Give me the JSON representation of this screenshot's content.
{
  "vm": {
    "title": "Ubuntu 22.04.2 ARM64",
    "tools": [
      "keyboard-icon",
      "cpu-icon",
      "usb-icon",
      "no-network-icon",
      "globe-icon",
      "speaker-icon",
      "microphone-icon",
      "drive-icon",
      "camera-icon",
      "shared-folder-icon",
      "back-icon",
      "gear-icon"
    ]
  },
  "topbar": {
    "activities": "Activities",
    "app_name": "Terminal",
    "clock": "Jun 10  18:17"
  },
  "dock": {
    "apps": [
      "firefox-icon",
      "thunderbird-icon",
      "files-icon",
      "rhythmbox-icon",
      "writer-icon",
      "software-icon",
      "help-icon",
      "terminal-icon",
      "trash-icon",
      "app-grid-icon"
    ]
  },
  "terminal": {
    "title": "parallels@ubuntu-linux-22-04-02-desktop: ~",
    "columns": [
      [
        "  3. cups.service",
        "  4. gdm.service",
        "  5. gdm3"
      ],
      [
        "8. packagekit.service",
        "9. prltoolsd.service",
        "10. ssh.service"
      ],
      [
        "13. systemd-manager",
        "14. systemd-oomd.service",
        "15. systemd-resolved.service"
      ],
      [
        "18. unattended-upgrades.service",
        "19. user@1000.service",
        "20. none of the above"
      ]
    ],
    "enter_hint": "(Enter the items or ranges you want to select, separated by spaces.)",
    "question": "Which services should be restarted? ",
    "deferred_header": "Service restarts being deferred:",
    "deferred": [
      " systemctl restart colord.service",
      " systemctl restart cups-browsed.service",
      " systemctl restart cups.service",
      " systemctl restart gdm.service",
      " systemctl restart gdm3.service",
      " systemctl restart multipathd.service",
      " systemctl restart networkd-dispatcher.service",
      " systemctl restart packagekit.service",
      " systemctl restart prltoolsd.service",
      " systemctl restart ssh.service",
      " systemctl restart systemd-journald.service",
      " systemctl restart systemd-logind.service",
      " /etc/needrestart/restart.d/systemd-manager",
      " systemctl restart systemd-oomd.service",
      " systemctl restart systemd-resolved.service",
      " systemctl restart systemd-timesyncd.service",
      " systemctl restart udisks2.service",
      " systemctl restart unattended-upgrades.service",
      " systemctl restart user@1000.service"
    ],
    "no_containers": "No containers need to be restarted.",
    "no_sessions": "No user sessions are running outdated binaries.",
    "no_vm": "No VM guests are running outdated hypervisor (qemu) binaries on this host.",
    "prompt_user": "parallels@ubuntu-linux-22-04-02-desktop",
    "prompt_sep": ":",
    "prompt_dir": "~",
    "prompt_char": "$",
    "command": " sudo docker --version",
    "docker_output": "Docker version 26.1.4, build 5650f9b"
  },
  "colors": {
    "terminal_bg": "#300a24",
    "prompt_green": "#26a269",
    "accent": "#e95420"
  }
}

:::

**Work to do**
Output the records above in their entirety, exactly.

**Finished answer**
Give me the JSON representation of this screenshot's content.
{
  "vm": {
    "title": "Ubuntu 22.04.2 ARM64",
    "tools": [
      "keyboard-icon",
      "cpu-icon",
      "usb-icon",
      "no-network-icon",
      "globe-icon",
      "speaker-icon",
      "microphone-icon",
      "drive-icon",
      "camera-icon",
      "shared-folder-icon",
      "back-icon",
      "gear-icon"
    ]
  },
  "topbar": {
    "activities": "Activities",
    "app_name": "Terminal",
    "clock": "Jun 10  18:17"
  },
  "dock": {
    "apps": [
      "firefox-icon",
      "thunderbird-icon",
      "files-icon",
      "rhythmbox-icon",
      "writer-icon",
      "software-icon",
      "help-icon",
      "terminal-icon",
      "trash-icon",
      "app-grid-icon"
    ]
  },
  "terminal": {
    "title": "parallels@ubuntu-linux-22-04-02-desktop: ~",
    "columns": [
      [
        "  3. cups.service",
        "  4. gdm.service",
        "  5. gdm3"
      ],
      [
        "8. packagekit.service",
        "9. prltoolsd.service",
        "10. ssh.service"
      ],
      [
        "13. systemd-manager",
        "14. systemd-oomd.service",
        "15. systemd-resolved.service"
      ],
      [
        "18. unattended-upgrades.service",
        "19. user@1000.service",
        "20. none of the above"
      ]
    ],
    "enter_hint": "(Enter the items or ranges you want to select, separated by spaces.)",
    "question": "Which services should be restarted? ",
    "deferred_header": "Service restarts being deferred:",
    "deferred": [
      " systemctl restart colord.service",
      " systemctl restart cups-browsed.service",
      " systemctl restart cups.service",
      " systemctl restart gdm.service",
      " systemctl restart gdm3.service",
      " systemctl restart multipathd.service",
      " systemctl restart networkd-dispatcher.service",
      " systemctl restart packagekit.service",
      " systemctl restart prltoolsd.service",
      " systemctl restart ssh.service",
      " systemctl restart systemd-journald.service",
      " systemctl restart systemd-logind.service",
      " /etc/needrestart/restart.d/systemd-manager",
      " systemctl restart systemd-oomd.service",
      " systemctl restart systemd-resolved.service",
      " systemctl restart systemd-timesyncd.service",
      " systemctl restart udisks2.service",
      " systemctl restart unattended-upgrades.service",
      " systemctl restart user@1000.service"
    ],
    "no_containers": "No containers need to be restarted.",
    "no_sessions": "No user sessions are running outdated binaries.",
    "no_vm": "No VM guests are running outdated hypervisor (qemu) binaries on this host.",
    "prompt_user": "parallels@ubuntu-linux-22-04-02-desktop",
    "prompt_sep": ":",
    "prompt_dir": "~",
    "prompt_char": "$",
    "command": " sudo docker --version",
    "docker_output": "Docker version 26.1.4, build 5650f9b"
  },
  "colors": {
    "terminal_bg": "#300a24",
    "prompt_green": "#26a269",
    "accent": "#e95420"
  }
}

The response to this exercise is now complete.